• Problem statement
Where a line contains the string "event", copy that line.

::::::::

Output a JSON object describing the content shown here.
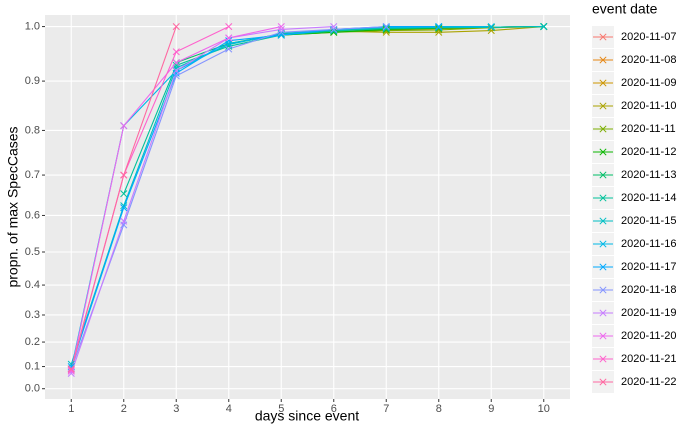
{
  "chart_data": {
    "type": "line",
    "x_label": "days since event",
    "y_label": "propn. of max SpecCases",
    "legend_title": "event date",
    "y_scale": "exp",
    "grid": true,
    "legend": "right",
    "marker": "x",
    "x": [
      1,
      2,
      3,
      4,
      5,
      6,
      7,
      8,
      9,
      10
    ],
    "xlim": [
      0.5,
      10.5
    ],
    "xticks": [
      1,
      2,
      3,
      4,
      5,
      6,
      7,
      8,
      9,
      10
    ],
    "ylim": [
      -0.05,
      1.02
    ],
    "yticks": [
      {
        "value": 0,
        "label": "0.0"
      },
      0.1,
      0.2,
      0.3,
      0.4,
      0.5,
      0.6,
      0.7,
      0.8,
      0.9,
      {
        "value": 1,
        "label": "1.0"
      }
    ],
    "series": [
      {
        "name": "2020-11-07",
        "color": "#F8766D",
        "values": [
          null,
          null,
          null,
          null,
          null,
          null,
          0.995,
          0.998,
          0.999,
          1.0
        ]
      },
      {
        "name": "2020-11-08",
        "color": "#E68613",
        "values": [
          null,
          null,
          null,
          null,
          null,
          null,
          0.996,
          0.998,
          0.999,
          1.0
        ]
      },
      {
        "name": "2020-11-09",
        "color": "#CD9600",
        "values": [
          null,
          null,
          null,
          null,
          null,
          0.993,
          0.994,
          0.996,
          0.998,
          1.0
        ]
      },
      {
        "name": "2020-11-10",
        "color": "#ABA300",
        "values": [
          null,
          null,
          null,
          null,
          null,
          0.992,
          0.99,
          0.99,
          0.993,
          1.0
        ]
      },
      {
        "name": "2020-11-11",
        "color": "#7CAE00",
        "values": [
          null,
          null,
          null,
          null,
          0.985,
          0.99,
          0.993,
          0.994,
          0.998,
          1.0
        ]
      },
      {
        "name": "2020-11-12",
        "color": "#0CB702",
        "values": [
          null,
          null,
          null,
          0.97,
          0.985,
          0.99,
          0.995,
          0.997,
          0.999,
          1.0
        ]
      },
      {
        "name": "2020-11-13",
        "color": "#00BE67",
        "values": [
          null,
          null,
          0.935,
          0.97,
          0.987,
          0.993,
          0.996,
          0.998,
          0.999,
          1.0
        ]
      },
      {
        "name": "2020-11-14",
        "color": "#00C19A",
        "values": [
          null,
          0.655,
          0.93,
          0.965,
          0.985,
          0.992,
          0.997,
          0.998,
          0.999,
          1.0
        ]
      },
      {
        "name": "2020-11-15",
        "color": "#00BFC4",
        "values": [
          0.11,
          0.625,
          0.925,
          0.968,
          0.988,
          0.994,
          0.998,
          0.999,
          0.999,
          1.0
        ]
      },
      {
        "name": "2020-11-16",
        "color": "#00B8E7",
        "values": [
          0.09,
          0.81,
          0.92,
          0.97,
          0.985,
          0.995,
          0.999,
          1.0,
          1.0,
          null
        ]
      },
      {
        "name": "2020-11-17",
        "color": "#00A9FF",
        "values": [
          0.1,
          0.62,
          0.915,
          0.975,
          0.985,
          0.995,
          1.0,
          1.0,
          null,
          null
        ]
      },
      {
        "name": "2020-11-18",
        "color": "#8494FF",
        "values": [
          0.09,
          0.575,
          0.91,
          0.96,
          0.99,
          0.995,
          1.0,
          null,
          null,
          null
        ]
      },
      {
        "name": "2020-11-19",
        "color": "#C77CFF",
        "values": [
          0.07,
          0.585,
          0.92,
          0.98,
          0.995,
          1.0,
          null,
          null,
          null,
          null
        ]
      },
      {
        "name": "2020-11-20",
        "color": "#ED68ED",
        "values": [
          0.08,
          0.81,
          0.935,
          0.98,
          1.0,
          null,
          null,
          null,
          null,
          null
        ]
      },
      {
        "name": "2020-11-21",
        "color": "#FF61CC",
        "values": [
          0.085,
          0.7,
          0.955,
          1.0,
          null,
          null,
          null,
          null,
          null,
          null
        ]
      },
      {
        "name": "2020-11-22",
        "color": "#FF68A1",
        "values": [
          0.09,
          0.7,
          1.0,
          null,
          null,
          null,
          null,
          null,
          null,
          null
        ]
      }
    ]
  }
}
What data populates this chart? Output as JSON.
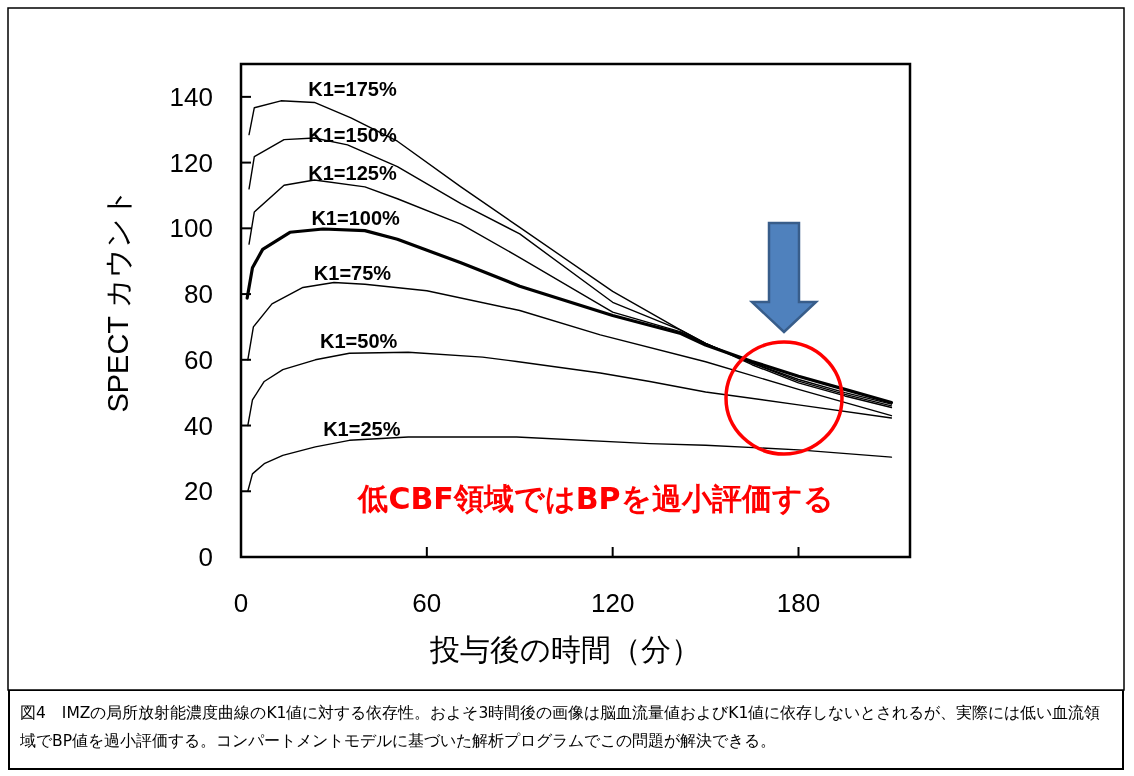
{
  "chart_data": {
    "type": "line",
    "xlabel": "投与後の時間（分）",
    "ylabel": "SPECT カウント",
    "xlim": [
      0,
      216
    ],
    "xticks": [
      0,
      60,
      120,
      180
    ],
    "ylim": [
      0,
      150
    ],
    "yticks": [
      0,
      20,
      40,
      60,
      80,
      100,
      120,
      140
    ],
    "grid": false,
    "marker": "none",
    "line_style": "solid",
    "series": [
      {
        "name": "K1=175%",
        "color": "#000000",
        "x": [
          2.6,
          4.3,
          12.9,
          23.7,
          35.5,
          50.5,
          71,
          90,
          120,
          142,
          150,
          165,
          180,
          195,
          210
        ],
        "values": [
          128.5,
          136.7,
          138.8,
          138.3,
          133.6,
          126.5,
          112.6,
          100.3,
          80.8,
          69,
          65,
          58.5,
          53,
          49,
          45.5
        ]
      },
      {
        "name": "K1=150%",
        "color": "#000000",
        "x": [
          2.6,
          4.3,
          13.9,
          23.7,
          34.4,
          50.5,
          71,
          90,
          120,
          142,
          150,
          165,
          180,
          195,
          210
        ],
        "values": [
          112,
          121.8,
          127,
          127.5,
          125.4,
          118.8,
          107.5,
          98.3,
          77.5,
          69,
          65,
          59,
          53.5,
          49.5,
          46
        ]
      },
      {
        "name": "K1=125%",
        "color": "#000000",
        "x": [
          2.6,
          4.3,
          13.9,
          23.7,
          40,
          50.5,
          71,
          90,
          120,
          142,
          150,
          165,
          180,
          195,
          210
        ],
        "values": [
          95.2,
          105,
          113.1,
          114.7,
          112.6,
          109,
          101.3,
          91.1,
          74.5,
          68.5,
          65,
          59,
          54,
          50,
          46.5
        ]
      },
      {
        "name": "K1=100%",
        "color": "#000000",
        "x": [
          2,
          3.7,
          7,
          15.8,
          26.5,
          40,
          50.5,
          71,
          90,
          120,
          142,
          150,
          165,
          180,
          195,
          210
        ],
        "values": [
          78.8,
          88,
          93.6,
          98.8,
          99.8,
          99.3,
          96.7,
          89.5,
          82.4,
          73.5,
          68,
          64.5,
          59.5,
          55,
          51,
          47
        ]
      },
      {
        "name": "K1=75%",
        "color": "#000000",
        "x": [
          2.2,
          4,
          10,
          20,
          30,
          40,
          50,
          60,
          90,
          116,
          150,
          180,
          210
        ],
        "values": [
          60,
          70,
          77,
          82,
          83.5,
          83,
          82,
          81,
          75,
          67.6,
          59.4,
          51,
          43
        ]
      },
      {
        "name": "K1=50%",
        "color": "#000000",
        "x": [
          2.2,
          3.7,
          7.5,
          13.5,
          24,
          35,
          54,
          78,
          89,
          116,
          132,
          150,
          180,
          210
        ],
        "values": [
          40,
          47.8,
          53.4,
          57,
          60,
          62,
          62.3,
          60.8,
          59.5,
          56,
          53.4,
          50.2,
          46.3,
          42.3
        ]
      },
      {
        "name": "K1=25%",
        "color": "#000000",
        "x": [
          2.2,
          3.7,
          7.5,
          13.5,
          24,
          35,
          54,
          89,
          132,
          150,
          180,
          210
        ],
        "values": [
          20,
          25.3,
          28.4,
          30.9,
          33.5,
          35.5,
          36.5,
          36.5,
          34.5,
          34,
          32.6,
          30.4
        ]
      }
    ],
    "annotations": [
      "低CBF領域ではBPを過小評価する",
      "図4　IMZの局所放射能濃度曲線のK1値に対する依存性。およそ3時間後の画像は脳血流量値およびK1値に依存しないとされるが、実際には低い血流領域でBP値を過小評価する。コンパートメントモデルに基づいた解析プログラムでこの問題が解決できる。"
    ]
  }
}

::::::::

• Solution to this problem
    "x_label": "days since event",
    "legend_title": "event date",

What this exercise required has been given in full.